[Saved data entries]

══════════════════════════════

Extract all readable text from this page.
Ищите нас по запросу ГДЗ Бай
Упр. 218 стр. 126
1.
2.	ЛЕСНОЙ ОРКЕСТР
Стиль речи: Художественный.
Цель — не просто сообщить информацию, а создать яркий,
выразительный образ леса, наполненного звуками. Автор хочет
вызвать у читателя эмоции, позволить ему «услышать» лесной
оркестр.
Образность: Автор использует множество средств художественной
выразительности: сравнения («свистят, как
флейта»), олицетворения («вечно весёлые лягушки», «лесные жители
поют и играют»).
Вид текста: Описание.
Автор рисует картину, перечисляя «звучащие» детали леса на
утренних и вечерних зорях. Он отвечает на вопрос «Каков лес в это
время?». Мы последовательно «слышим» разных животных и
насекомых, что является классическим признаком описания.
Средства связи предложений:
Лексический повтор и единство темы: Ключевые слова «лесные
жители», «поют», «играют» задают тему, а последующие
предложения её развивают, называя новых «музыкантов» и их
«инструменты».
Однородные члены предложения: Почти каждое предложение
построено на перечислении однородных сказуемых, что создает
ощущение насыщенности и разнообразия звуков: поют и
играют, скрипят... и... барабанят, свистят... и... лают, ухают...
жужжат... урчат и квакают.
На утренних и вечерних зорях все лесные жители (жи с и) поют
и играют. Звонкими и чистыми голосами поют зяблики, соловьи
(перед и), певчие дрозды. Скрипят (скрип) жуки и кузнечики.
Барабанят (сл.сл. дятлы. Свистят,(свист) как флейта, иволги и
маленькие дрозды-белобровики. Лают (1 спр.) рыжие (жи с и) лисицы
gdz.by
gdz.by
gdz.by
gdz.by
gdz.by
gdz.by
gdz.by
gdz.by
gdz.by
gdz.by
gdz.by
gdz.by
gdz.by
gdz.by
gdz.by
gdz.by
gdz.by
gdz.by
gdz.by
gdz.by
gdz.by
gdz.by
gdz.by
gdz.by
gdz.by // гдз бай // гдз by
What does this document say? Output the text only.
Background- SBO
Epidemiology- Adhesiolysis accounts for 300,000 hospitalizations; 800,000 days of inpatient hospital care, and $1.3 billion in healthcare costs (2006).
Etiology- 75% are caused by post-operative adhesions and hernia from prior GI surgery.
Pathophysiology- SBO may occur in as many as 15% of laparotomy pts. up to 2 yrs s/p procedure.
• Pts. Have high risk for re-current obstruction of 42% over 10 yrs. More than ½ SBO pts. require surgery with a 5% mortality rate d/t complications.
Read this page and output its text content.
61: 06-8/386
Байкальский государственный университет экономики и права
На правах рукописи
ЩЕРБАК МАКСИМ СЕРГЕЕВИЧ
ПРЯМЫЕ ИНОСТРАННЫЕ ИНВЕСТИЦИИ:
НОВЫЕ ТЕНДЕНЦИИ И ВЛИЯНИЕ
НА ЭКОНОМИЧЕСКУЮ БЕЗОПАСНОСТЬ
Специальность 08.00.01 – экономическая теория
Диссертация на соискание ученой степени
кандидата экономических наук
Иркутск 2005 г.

══════════════════════════════

▶ Goal of the exercise
Word for word, extract all the records.

▶ Answer for this exercise
Extract all readable text from this page.
Ищите нас по запросу ГДЗ Бай
Упр. 218 стр. 126
1.
2.	ЛЕСНОЙ ОРКЕСТР
Стиль речи: Художественный.
Цель — не просто сообщить информацию, а создать яркий,
выразительный образ леса, наполненного звуками. Автор хочет
вызвать у читателя эмоции, позволить ему «услышать» лесной
оркестр.
Образность: Автор использует множество средств художественной
выразительности: сравнения («свистят, как
флейта»), олицетворения («вечно весёлые лягушки», «лесные жители
поют и играют»).
Вид текста: Описание.
Автор рисует картину, перечисляя «звучащие» детали леса на
утренних и вечерних зорях. Он отвечает на вопрос «Каков лес в это
время?». Мы последовательно «слышим» разных животных и
насекомых, что является классическим признаком описания.
Средства связи предложений:
Лексический повтор и единство темы: Ключевые слова «лесные
жители», «поют», «играют» задают тему, а последующие
предложения её развивают, называя новых «музыкантов» и их
«инструменты».
Однородные члены предложения: Почти каждое предложение
построено на перечислении однородных сказуемых, что создает
ощущение насыщенности и разнообразия звуков: поют и
играют, скрипят... и... барабанят, свистят... и... лают, ухают...
жужжат... урчат и квакают.
На утренних и вечерних зорях все лесные жители (жи с и) поют
и играют. Звонкими и чистыми голосами поют зяблики, соловьи
(перед и), певчие дрозды. Скрипят (скрип) жуки и кузнечики.
Барабанят (сл.сл. дятлы. Свистят,(свист) как флейта, иволги и
маленькие дрозды-белобровики. Лают (1 спр.) рыжие (жи с и) лисицы
gdz.by
gdz.by
gdz.by
gdz.by
gdz.by
gdz.by
gdz.by
gdz.by
gdz.by
gdz.by
gdz.by
gdz.by
gdz.by
gdz.by
gdz.by
gdz.by
gdz.by
gdz.by
gdz.by
gdz.by
gdz.by
gdz.by
gdz.by
gdz.by
gdz.by // гдз бай // гдз by
What does this document say? Output the text only.
Background- SBO
Epidemiology- Adhesiolysis accounts for 300,000 hospitalizations; 800,000 days of inpatient hospital care, and $1.3 billion in healthcare costs (2006).
Etiology- 75% are caused by post-operative adhesions and hernia from prior GI surgery.
Pathophysiology- SBO may occur in as many as 15% of laparotomy pts. up to 2 yrs s/p procedure.
• Pts. Have high risk for re-current obstruction of 42% over 10 yrs. More than ½ SBO pts. require surgery with a 5% mortality rate d/t complications.
Read this page and output its text content.
61: 06-8/386
Байкальский государственный университет экономики и права
На правах рукописи
ЩЕРБАК МАКСИМ СЕРГЕЕВИЧ
ПРЯМЫЕ ИНОСТРАННЫЕ ИНВЕСТИЦИИ:
НОВЫЕ ТЕНДЕНЦИИ И ВЛИЯНИЕ
НА ЭКОНОМИЧЕСКУЮ БЕЗОПАСНОСТЬ
Специальность 08.00.01 – экономическая теория
Диссертация на соискание ученой степени
кандидата экономических наук
Иркутск 2005 г.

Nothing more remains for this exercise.